### [Dataset excerpts]
-*-
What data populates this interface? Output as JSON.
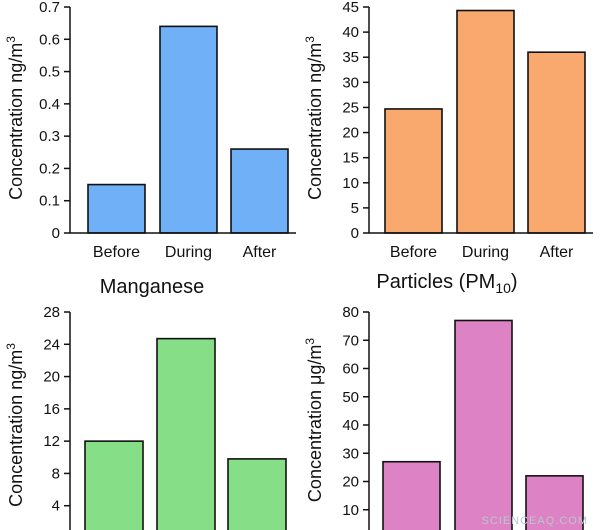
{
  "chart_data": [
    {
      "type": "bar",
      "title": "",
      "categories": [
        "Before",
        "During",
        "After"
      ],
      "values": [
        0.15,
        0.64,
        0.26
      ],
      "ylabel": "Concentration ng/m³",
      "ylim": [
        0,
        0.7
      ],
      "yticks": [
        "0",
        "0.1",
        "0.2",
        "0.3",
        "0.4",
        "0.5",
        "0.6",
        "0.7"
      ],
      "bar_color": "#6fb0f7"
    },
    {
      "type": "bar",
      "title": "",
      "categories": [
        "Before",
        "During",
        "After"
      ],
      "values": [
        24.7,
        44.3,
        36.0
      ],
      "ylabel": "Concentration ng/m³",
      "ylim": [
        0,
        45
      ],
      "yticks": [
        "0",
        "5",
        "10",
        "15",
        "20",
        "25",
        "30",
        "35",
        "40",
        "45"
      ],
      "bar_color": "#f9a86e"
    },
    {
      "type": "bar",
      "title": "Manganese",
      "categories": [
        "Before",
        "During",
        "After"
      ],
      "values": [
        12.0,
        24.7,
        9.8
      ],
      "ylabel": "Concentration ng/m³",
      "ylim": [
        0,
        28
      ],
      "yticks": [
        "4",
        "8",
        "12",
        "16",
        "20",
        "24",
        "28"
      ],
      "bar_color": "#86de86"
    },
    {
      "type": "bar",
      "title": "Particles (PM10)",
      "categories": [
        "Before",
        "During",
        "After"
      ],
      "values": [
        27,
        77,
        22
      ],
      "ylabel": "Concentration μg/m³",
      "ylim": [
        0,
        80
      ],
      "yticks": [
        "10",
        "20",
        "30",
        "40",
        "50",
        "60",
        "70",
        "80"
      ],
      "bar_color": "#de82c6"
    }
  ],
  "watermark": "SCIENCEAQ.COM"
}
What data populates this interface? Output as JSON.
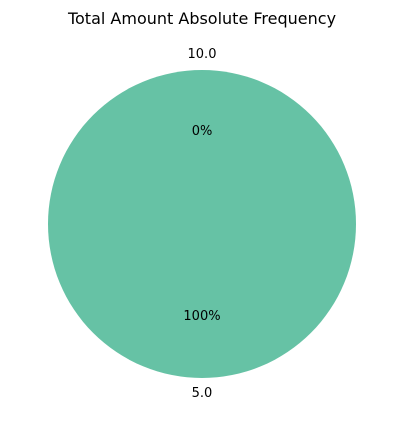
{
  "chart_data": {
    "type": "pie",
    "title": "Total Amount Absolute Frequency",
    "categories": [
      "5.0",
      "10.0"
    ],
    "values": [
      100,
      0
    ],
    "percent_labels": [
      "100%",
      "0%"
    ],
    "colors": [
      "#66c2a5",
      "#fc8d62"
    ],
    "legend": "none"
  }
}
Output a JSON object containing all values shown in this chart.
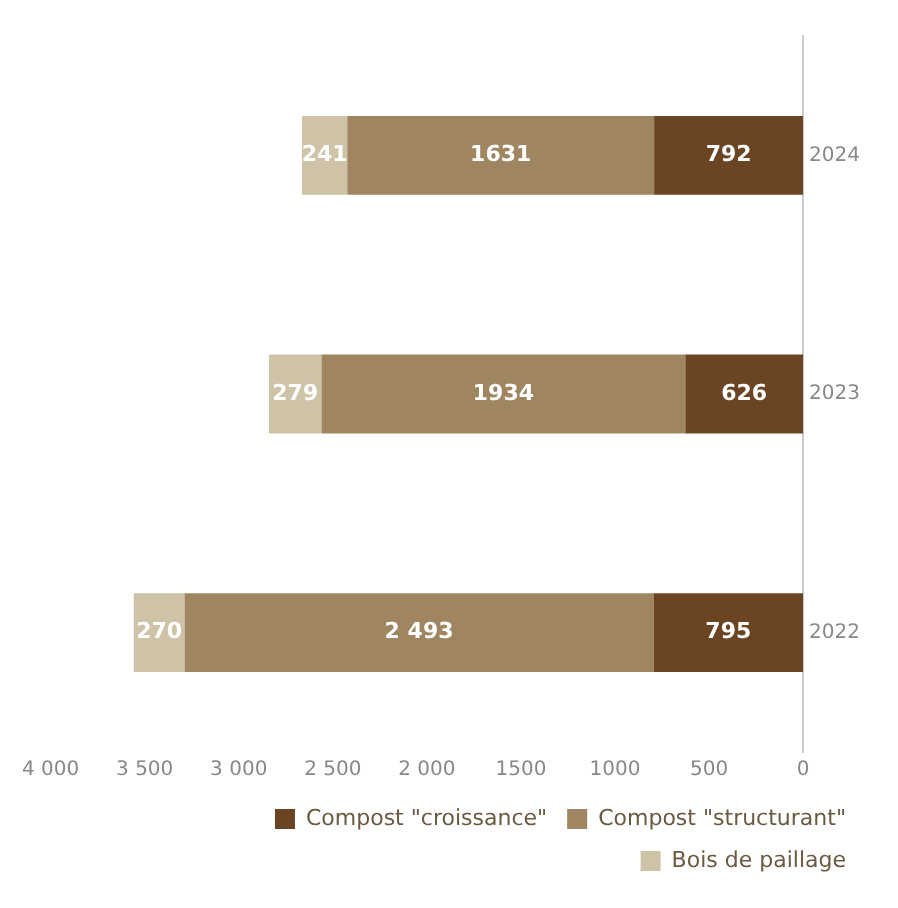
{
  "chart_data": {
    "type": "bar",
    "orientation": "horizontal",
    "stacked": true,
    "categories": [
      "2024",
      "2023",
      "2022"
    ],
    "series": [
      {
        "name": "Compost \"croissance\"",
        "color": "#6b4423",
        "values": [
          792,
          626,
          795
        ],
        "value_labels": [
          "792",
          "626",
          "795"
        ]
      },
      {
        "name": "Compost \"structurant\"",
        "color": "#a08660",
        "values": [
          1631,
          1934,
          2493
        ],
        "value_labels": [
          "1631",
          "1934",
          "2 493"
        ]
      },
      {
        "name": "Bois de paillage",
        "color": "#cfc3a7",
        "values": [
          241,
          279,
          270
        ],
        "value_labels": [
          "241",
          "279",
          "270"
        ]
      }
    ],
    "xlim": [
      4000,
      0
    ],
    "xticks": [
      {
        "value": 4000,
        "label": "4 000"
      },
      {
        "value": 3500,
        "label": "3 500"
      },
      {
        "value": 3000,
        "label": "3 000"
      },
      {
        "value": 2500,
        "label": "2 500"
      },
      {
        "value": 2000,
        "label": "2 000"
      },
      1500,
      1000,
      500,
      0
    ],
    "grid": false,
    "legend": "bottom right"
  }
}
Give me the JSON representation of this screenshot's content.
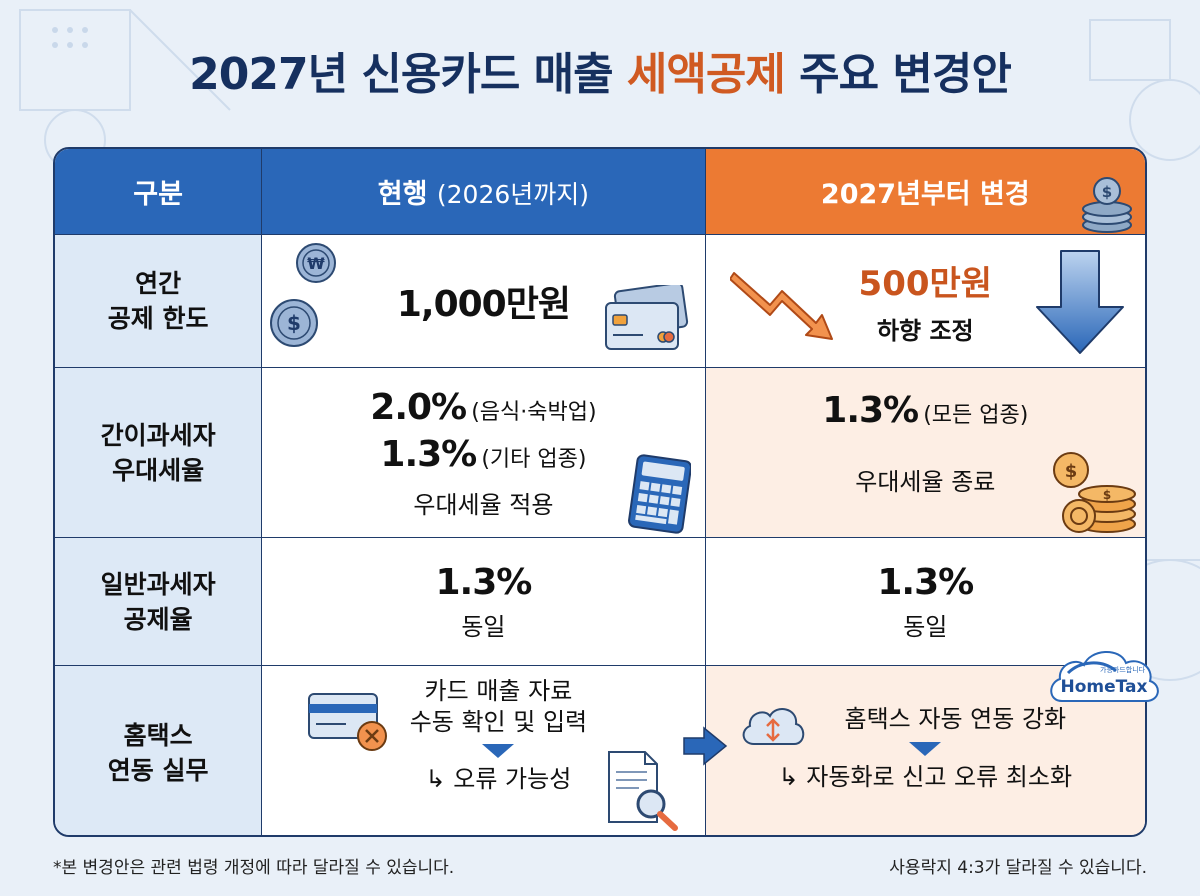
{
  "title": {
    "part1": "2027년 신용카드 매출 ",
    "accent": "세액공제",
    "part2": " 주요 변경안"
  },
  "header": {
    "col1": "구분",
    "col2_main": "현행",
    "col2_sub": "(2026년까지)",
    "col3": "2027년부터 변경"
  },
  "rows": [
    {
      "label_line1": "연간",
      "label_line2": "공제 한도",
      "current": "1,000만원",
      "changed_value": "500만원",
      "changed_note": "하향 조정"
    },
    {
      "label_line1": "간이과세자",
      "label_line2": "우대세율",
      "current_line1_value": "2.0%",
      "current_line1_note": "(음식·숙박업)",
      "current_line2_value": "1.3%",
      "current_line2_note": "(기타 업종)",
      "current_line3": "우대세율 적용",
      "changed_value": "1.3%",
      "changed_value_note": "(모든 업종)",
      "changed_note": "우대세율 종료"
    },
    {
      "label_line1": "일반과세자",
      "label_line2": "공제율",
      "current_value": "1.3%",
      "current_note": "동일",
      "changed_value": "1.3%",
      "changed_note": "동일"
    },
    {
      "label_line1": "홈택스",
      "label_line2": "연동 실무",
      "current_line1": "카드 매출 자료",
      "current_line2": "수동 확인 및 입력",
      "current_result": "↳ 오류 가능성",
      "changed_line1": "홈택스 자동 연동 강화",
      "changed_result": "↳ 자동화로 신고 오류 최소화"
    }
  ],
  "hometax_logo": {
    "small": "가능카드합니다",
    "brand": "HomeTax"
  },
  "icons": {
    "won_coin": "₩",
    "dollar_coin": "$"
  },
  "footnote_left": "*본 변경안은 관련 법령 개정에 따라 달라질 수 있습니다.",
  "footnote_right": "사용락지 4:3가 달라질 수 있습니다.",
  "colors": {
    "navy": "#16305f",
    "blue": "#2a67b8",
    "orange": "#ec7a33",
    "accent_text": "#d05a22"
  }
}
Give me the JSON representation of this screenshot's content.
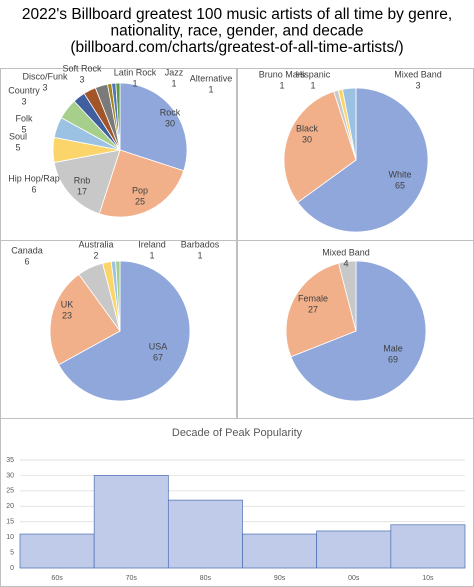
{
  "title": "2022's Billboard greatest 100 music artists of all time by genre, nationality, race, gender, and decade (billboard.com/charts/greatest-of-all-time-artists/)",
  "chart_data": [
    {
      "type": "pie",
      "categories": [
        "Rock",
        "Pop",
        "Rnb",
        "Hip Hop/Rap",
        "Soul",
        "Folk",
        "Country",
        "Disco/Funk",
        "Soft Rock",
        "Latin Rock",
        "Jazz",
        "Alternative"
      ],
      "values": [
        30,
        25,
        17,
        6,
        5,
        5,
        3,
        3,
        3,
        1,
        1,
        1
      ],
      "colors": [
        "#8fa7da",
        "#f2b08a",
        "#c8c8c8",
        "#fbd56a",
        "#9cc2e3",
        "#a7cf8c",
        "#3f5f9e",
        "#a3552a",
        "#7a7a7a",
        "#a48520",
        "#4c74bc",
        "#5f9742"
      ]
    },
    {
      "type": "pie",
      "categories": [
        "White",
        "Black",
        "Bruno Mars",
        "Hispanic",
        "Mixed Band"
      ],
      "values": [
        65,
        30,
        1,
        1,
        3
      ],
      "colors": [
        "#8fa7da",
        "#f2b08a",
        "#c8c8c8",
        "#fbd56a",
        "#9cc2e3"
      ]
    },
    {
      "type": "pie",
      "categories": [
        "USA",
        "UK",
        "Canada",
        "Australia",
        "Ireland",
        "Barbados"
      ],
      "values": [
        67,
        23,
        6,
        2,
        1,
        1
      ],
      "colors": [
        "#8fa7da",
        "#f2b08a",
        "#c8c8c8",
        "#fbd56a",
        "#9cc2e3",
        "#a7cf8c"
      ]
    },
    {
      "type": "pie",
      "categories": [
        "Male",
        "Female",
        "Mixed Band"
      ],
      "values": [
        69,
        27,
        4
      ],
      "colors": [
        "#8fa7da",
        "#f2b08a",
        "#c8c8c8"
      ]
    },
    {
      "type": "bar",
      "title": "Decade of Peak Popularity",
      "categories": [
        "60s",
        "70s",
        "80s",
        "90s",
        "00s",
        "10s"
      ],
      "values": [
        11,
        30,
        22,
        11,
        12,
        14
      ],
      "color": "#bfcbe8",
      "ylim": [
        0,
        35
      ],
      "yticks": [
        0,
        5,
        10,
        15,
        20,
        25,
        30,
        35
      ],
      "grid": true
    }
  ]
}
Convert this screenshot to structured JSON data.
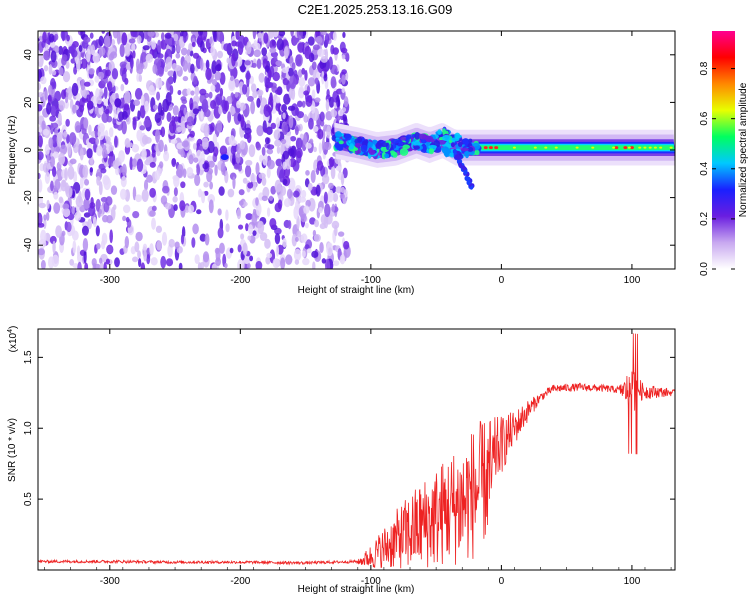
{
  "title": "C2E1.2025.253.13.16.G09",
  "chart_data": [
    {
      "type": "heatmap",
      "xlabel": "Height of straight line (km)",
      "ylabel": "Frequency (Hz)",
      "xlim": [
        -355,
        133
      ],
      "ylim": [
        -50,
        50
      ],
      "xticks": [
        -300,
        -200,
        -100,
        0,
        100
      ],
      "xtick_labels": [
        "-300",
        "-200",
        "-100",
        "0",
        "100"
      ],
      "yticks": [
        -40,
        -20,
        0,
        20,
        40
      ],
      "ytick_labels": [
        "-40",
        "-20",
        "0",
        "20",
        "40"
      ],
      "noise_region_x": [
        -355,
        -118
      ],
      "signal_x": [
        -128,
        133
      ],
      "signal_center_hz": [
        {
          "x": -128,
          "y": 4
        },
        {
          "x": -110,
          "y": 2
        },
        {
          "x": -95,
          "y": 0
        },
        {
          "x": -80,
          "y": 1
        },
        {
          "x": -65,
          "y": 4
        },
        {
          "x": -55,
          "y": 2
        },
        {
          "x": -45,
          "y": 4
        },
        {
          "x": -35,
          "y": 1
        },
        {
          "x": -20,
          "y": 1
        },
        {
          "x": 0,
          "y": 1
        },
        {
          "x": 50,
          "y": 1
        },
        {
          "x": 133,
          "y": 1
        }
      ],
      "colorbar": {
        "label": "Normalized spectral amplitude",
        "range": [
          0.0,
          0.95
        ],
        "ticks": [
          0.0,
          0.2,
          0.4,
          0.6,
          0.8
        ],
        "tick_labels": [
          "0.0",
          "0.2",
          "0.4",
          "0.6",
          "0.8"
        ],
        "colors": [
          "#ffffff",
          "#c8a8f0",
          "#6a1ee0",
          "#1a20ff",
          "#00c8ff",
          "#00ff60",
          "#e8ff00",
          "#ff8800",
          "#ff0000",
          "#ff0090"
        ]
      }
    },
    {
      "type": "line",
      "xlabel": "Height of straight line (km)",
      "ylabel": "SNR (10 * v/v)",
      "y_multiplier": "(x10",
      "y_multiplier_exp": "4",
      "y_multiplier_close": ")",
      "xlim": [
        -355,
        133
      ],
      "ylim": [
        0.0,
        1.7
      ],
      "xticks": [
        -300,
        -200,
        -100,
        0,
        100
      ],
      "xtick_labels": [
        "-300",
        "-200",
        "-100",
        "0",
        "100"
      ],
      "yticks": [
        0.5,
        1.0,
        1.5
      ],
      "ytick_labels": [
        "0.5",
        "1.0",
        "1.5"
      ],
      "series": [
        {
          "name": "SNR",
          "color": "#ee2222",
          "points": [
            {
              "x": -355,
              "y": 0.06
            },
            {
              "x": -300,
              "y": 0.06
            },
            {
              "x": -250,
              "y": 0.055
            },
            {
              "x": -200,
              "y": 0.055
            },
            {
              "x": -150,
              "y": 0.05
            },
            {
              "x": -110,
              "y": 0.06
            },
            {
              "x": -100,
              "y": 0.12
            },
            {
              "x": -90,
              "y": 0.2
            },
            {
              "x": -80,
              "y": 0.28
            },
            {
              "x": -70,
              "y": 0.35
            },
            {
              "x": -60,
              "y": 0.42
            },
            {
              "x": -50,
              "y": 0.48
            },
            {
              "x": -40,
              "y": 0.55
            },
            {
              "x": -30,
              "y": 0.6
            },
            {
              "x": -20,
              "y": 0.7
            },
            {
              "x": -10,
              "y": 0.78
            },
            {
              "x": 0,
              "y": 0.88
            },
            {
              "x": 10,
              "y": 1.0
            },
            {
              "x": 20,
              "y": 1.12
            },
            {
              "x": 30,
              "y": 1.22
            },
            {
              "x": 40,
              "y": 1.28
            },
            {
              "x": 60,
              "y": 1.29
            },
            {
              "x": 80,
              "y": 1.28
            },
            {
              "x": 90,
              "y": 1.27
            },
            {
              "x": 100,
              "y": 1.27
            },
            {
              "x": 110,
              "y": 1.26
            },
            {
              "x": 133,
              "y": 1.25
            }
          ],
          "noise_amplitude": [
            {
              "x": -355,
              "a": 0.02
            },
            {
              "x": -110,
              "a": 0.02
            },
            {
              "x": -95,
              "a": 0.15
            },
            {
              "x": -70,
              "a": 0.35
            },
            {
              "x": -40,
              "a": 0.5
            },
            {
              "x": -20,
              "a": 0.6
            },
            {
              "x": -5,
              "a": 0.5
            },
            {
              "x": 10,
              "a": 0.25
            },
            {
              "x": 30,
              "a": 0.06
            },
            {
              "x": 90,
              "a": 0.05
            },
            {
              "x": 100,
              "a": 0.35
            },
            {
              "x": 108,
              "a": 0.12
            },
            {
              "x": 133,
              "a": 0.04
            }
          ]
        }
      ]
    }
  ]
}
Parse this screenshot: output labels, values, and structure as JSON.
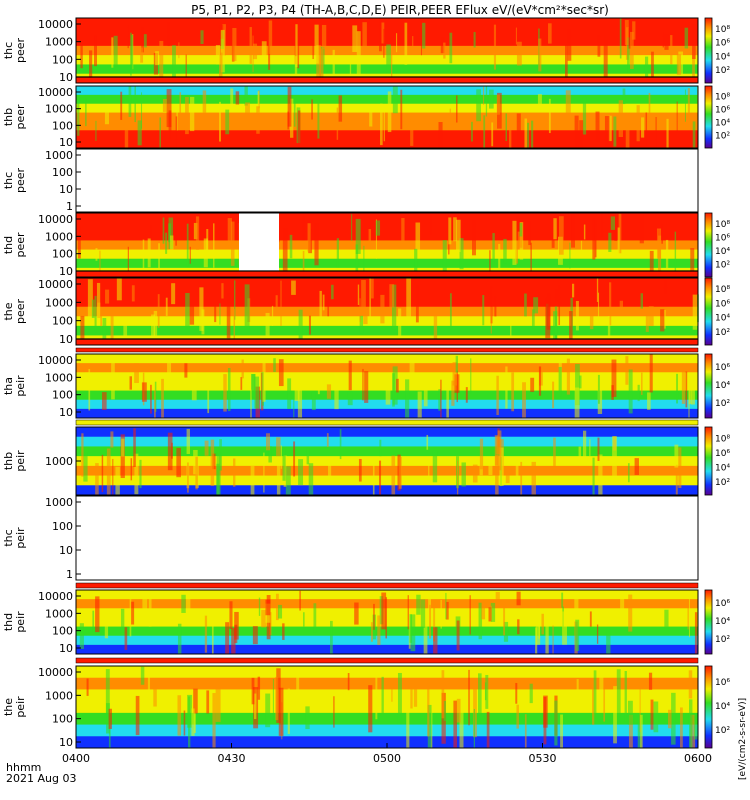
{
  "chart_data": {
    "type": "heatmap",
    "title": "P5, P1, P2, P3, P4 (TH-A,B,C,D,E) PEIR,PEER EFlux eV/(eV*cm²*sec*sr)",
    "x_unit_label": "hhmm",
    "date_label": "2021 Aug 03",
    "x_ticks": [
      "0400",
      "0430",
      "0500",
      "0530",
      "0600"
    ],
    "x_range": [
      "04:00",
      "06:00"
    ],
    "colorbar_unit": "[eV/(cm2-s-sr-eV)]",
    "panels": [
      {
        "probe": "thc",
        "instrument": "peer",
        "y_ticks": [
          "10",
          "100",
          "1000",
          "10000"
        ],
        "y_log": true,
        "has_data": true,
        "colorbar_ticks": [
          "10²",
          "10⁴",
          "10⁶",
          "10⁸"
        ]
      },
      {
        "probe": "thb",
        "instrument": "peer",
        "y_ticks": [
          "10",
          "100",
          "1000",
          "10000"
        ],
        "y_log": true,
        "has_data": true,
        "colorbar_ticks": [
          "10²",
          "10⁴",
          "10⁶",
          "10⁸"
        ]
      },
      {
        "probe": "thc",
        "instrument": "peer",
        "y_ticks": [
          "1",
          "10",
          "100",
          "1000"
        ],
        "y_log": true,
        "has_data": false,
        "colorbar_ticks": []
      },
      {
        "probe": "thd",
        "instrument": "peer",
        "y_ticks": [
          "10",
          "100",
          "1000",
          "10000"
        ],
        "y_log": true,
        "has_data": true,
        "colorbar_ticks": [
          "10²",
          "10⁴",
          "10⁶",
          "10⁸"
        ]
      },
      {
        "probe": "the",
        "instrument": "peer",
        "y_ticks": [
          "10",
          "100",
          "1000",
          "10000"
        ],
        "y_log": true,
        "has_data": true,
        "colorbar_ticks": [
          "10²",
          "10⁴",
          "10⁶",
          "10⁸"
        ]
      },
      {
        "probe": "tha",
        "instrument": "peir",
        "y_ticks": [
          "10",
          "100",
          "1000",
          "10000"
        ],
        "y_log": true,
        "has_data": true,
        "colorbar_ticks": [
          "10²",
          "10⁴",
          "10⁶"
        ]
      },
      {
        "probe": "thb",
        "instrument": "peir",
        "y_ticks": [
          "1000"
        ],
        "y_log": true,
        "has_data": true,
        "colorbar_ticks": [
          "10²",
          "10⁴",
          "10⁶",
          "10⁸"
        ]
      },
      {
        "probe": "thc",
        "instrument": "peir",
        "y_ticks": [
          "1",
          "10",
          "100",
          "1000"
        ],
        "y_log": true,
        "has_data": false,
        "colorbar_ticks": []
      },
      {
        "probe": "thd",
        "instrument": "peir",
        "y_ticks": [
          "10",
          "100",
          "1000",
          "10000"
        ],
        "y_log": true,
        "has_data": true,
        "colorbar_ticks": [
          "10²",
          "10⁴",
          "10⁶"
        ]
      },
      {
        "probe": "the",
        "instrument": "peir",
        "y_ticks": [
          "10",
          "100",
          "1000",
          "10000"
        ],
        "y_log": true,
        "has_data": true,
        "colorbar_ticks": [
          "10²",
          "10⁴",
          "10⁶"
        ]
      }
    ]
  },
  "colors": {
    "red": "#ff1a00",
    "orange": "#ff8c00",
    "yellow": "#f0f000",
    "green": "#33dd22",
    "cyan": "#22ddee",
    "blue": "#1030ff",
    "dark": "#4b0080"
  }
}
-*-
### [Given problem]
Wherever the word "title" occurs in a line of the listing, copy that line.

### [Result]
      "title": "",
      "title": "",
      "title": "Manganese",
      "title": "Particles (PM10)",
    "title": "Total Amount Absolute Frequency",
  "title": {
  "title": "2022's Billboard greatest 100 music artists of all time by genre, nationality, race, gender, and decade (billboard.com/charts/greatest-of-all-time-artists/)",
      "title": "Decade of Peak Popularity",
  "title": "C2E1.2025.253.13.16.G09",
    "title": "P5, P1, P2, P3, P4 (TH-A,B,C,D,E) PEIR,PEER EFlux eV/(eV*cm²*sec*sr)",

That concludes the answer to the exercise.